◆ YOUR OBJECTIVE
Where a line in the listing contains the string "JSON", copy that line out.
↓↓↓
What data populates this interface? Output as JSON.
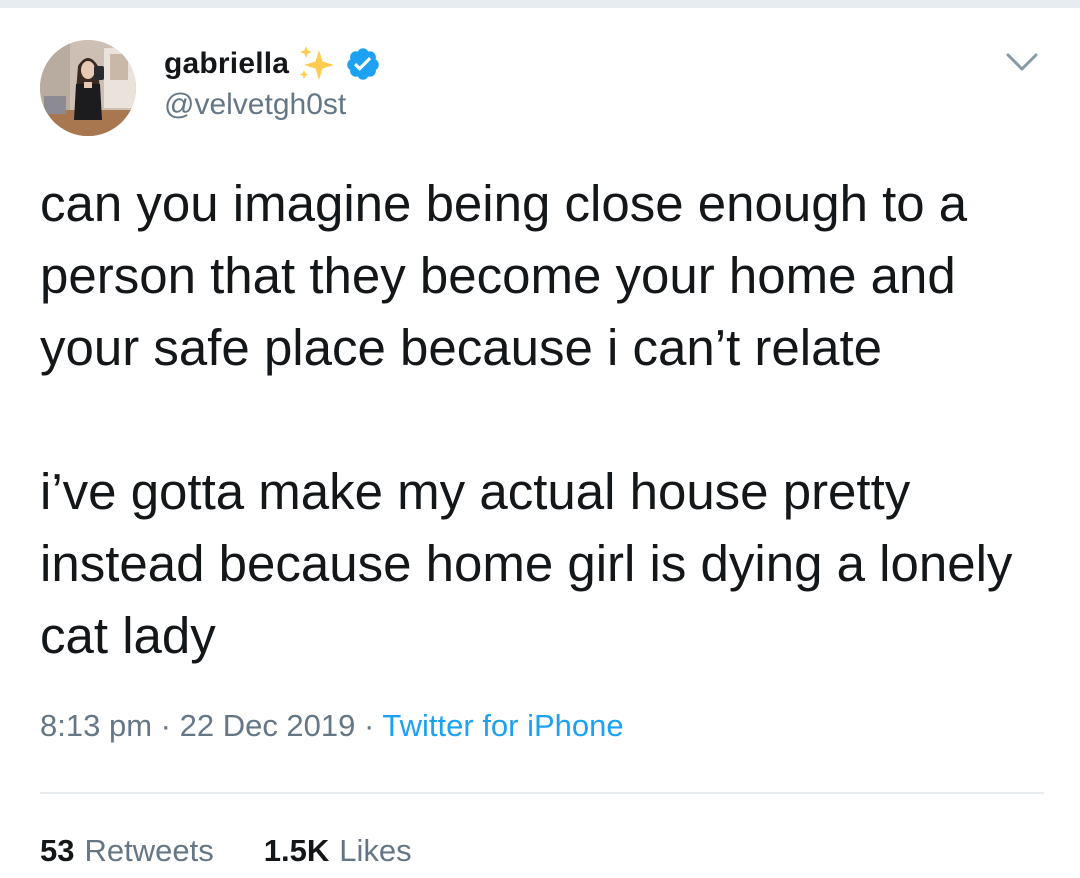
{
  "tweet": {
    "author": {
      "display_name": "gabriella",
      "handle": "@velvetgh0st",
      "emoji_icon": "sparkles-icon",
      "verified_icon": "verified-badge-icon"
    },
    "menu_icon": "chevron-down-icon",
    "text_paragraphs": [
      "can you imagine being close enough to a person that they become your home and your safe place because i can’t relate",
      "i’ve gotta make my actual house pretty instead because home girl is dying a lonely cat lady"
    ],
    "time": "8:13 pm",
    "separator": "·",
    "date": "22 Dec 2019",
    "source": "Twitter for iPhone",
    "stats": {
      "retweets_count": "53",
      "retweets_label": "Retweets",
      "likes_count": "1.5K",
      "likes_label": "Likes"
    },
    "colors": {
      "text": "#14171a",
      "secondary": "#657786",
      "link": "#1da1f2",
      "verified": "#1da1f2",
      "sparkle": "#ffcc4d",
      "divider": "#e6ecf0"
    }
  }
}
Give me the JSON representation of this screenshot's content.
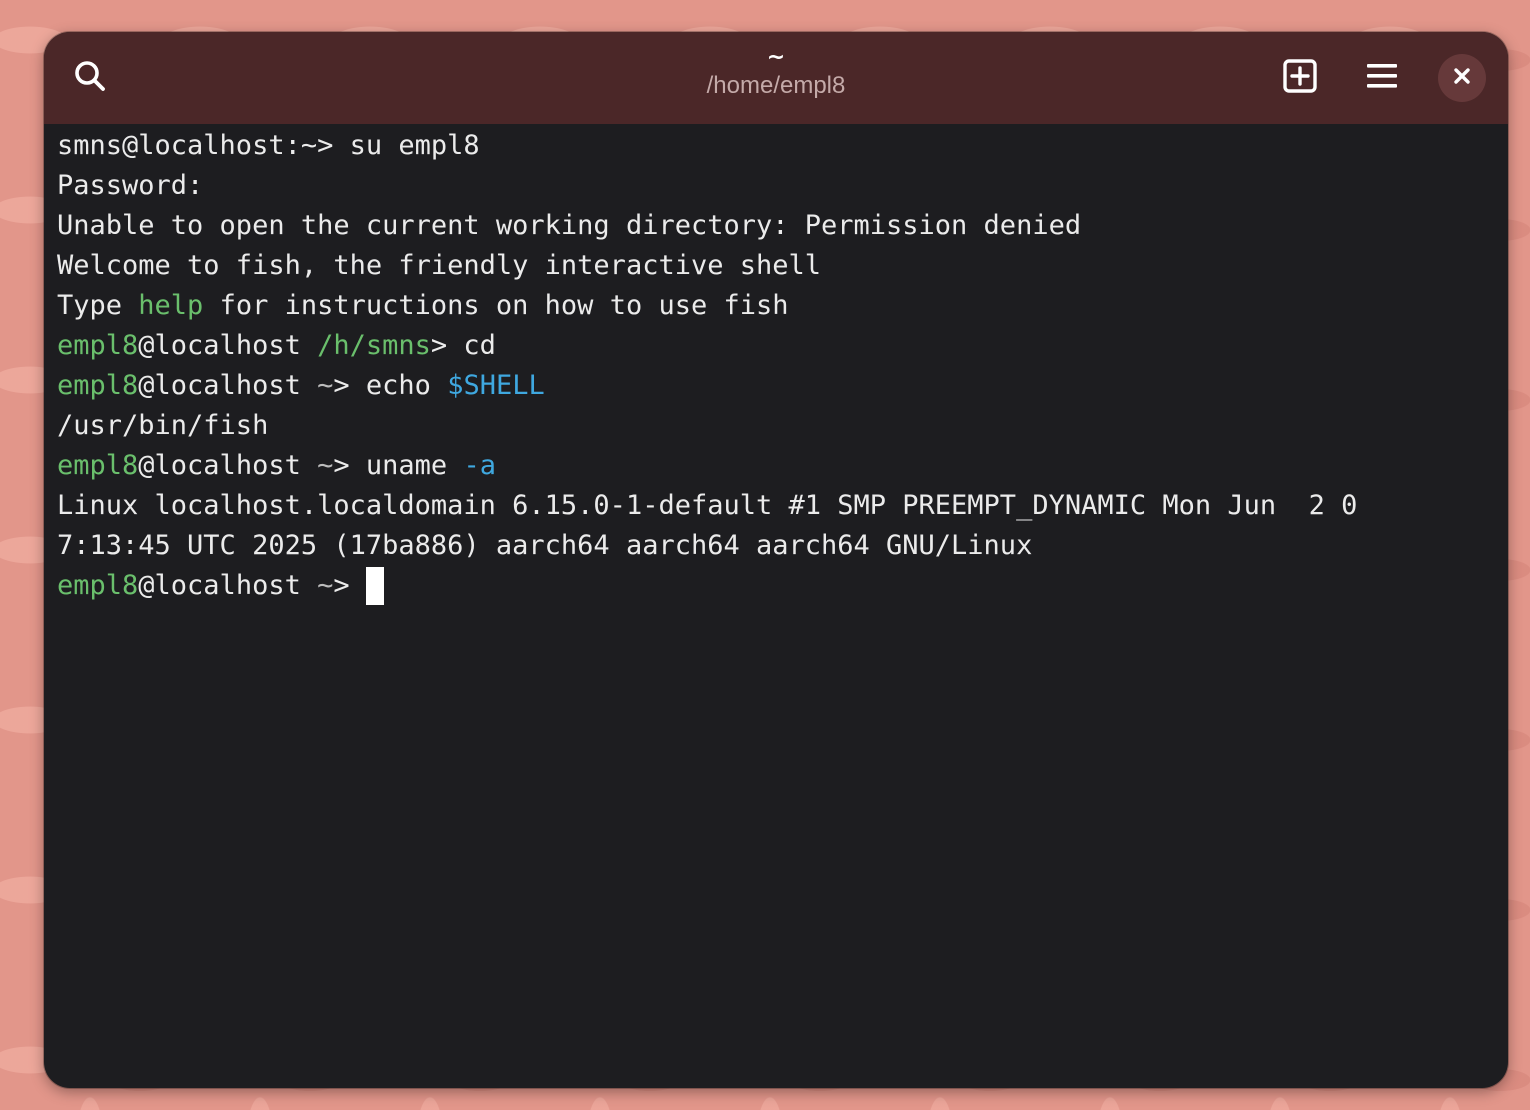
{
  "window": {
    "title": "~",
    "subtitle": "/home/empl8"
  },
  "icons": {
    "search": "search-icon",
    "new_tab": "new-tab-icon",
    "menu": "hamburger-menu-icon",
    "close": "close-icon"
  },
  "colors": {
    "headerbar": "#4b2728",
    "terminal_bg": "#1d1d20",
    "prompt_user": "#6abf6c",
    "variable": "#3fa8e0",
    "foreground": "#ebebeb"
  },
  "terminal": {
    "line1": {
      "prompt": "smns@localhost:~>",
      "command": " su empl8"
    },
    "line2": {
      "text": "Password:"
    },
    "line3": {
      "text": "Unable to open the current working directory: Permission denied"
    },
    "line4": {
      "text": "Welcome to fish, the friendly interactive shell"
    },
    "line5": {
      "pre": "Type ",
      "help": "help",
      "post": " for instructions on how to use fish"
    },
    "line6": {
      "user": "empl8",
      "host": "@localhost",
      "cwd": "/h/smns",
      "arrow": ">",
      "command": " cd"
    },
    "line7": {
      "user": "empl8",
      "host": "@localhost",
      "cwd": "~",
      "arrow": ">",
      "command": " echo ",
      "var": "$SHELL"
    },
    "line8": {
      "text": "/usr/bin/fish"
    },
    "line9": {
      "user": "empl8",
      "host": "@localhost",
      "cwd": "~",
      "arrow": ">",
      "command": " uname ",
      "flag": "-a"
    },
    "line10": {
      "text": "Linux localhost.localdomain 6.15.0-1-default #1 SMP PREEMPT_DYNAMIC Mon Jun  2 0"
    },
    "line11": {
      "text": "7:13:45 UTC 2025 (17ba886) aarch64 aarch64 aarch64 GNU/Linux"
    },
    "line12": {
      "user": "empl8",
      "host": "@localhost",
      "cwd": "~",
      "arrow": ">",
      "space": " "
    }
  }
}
↑↑↑
↓↓↓
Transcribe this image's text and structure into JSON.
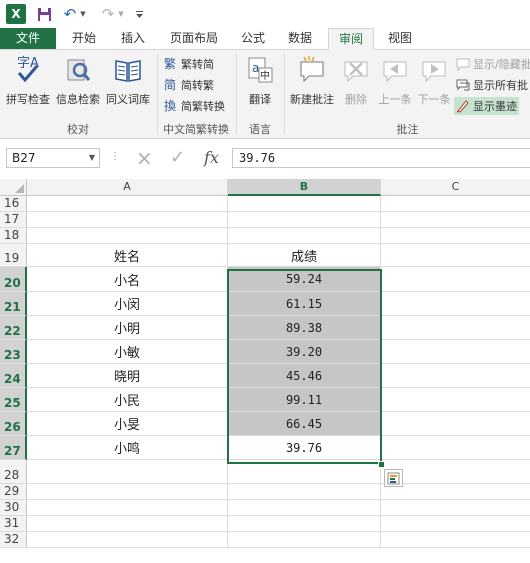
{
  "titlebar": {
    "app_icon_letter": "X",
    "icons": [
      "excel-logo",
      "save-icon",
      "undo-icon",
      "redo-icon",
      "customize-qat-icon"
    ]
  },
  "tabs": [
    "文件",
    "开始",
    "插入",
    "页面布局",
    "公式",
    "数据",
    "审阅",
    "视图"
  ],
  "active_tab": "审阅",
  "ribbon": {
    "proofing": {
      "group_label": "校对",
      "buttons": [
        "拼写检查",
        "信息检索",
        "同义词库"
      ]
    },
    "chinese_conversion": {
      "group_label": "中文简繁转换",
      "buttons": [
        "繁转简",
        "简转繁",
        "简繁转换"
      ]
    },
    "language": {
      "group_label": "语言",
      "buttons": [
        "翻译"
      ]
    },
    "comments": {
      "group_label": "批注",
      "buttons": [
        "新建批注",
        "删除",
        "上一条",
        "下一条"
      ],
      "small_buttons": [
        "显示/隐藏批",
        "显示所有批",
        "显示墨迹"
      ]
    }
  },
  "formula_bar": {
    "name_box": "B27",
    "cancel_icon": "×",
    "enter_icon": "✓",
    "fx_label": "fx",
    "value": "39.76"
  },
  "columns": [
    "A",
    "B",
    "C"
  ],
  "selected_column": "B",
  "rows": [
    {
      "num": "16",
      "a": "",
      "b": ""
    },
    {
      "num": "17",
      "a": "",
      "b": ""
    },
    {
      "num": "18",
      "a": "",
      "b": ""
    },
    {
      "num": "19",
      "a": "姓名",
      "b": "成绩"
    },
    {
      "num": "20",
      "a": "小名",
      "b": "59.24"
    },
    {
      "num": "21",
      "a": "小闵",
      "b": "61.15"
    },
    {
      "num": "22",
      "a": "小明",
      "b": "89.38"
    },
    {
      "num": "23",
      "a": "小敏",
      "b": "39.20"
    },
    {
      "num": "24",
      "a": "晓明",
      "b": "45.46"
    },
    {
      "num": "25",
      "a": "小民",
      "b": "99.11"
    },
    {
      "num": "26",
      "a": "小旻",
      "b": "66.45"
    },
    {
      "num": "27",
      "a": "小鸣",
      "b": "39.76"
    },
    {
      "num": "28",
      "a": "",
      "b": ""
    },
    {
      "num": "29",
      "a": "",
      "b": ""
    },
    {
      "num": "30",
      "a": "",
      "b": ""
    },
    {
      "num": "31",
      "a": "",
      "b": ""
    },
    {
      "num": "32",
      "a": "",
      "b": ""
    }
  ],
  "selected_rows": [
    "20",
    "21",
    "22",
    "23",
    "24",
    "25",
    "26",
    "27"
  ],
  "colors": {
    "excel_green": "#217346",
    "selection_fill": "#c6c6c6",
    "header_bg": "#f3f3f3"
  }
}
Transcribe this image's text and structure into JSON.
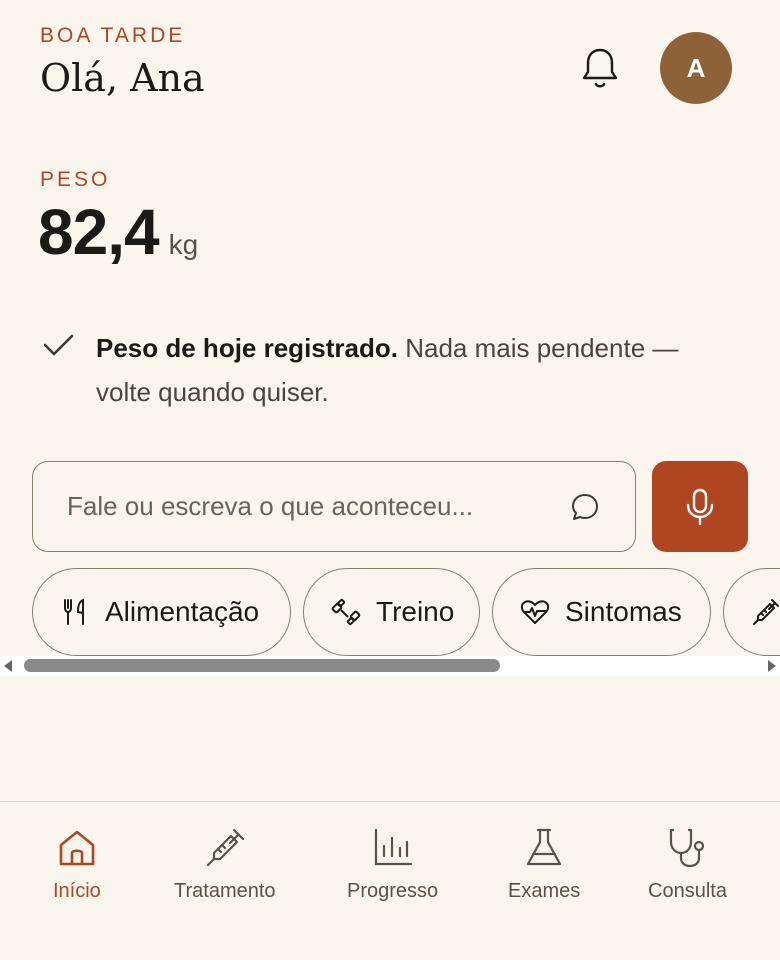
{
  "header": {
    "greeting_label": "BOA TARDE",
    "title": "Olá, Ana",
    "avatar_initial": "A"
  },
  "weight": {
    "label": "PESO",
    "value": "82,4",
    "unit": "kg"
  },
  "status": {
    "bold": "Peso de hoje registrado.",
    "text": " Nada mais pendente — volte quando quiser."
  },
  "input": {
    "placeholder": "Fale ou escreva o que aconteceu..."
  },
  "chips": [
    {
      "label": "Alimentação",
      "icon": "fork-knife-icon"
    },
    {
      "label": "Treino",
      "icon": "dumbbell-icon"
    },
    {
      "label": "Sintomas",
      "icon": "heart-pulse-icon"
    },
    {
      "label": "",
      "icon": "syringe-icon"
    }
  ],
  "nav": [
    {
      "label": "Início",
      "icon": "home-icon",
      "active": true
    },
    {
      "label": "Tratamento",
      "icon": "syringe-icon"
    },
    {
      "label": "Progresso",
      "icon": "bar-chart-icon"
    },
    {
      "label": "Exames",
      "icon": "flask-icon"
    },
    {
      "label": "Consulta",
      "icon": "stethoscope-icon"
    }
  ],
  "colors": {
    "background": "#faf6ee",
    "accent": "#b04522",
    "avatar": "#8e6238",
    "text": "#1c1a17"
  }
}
↑↑↑
◆ REPLY
What data populates this interface? Output as JSON.
Give me the JSON representation of this screenshot's content.
Transcribe this image's text and structure into JSON.
Transcribe this image's text and structure into JSON.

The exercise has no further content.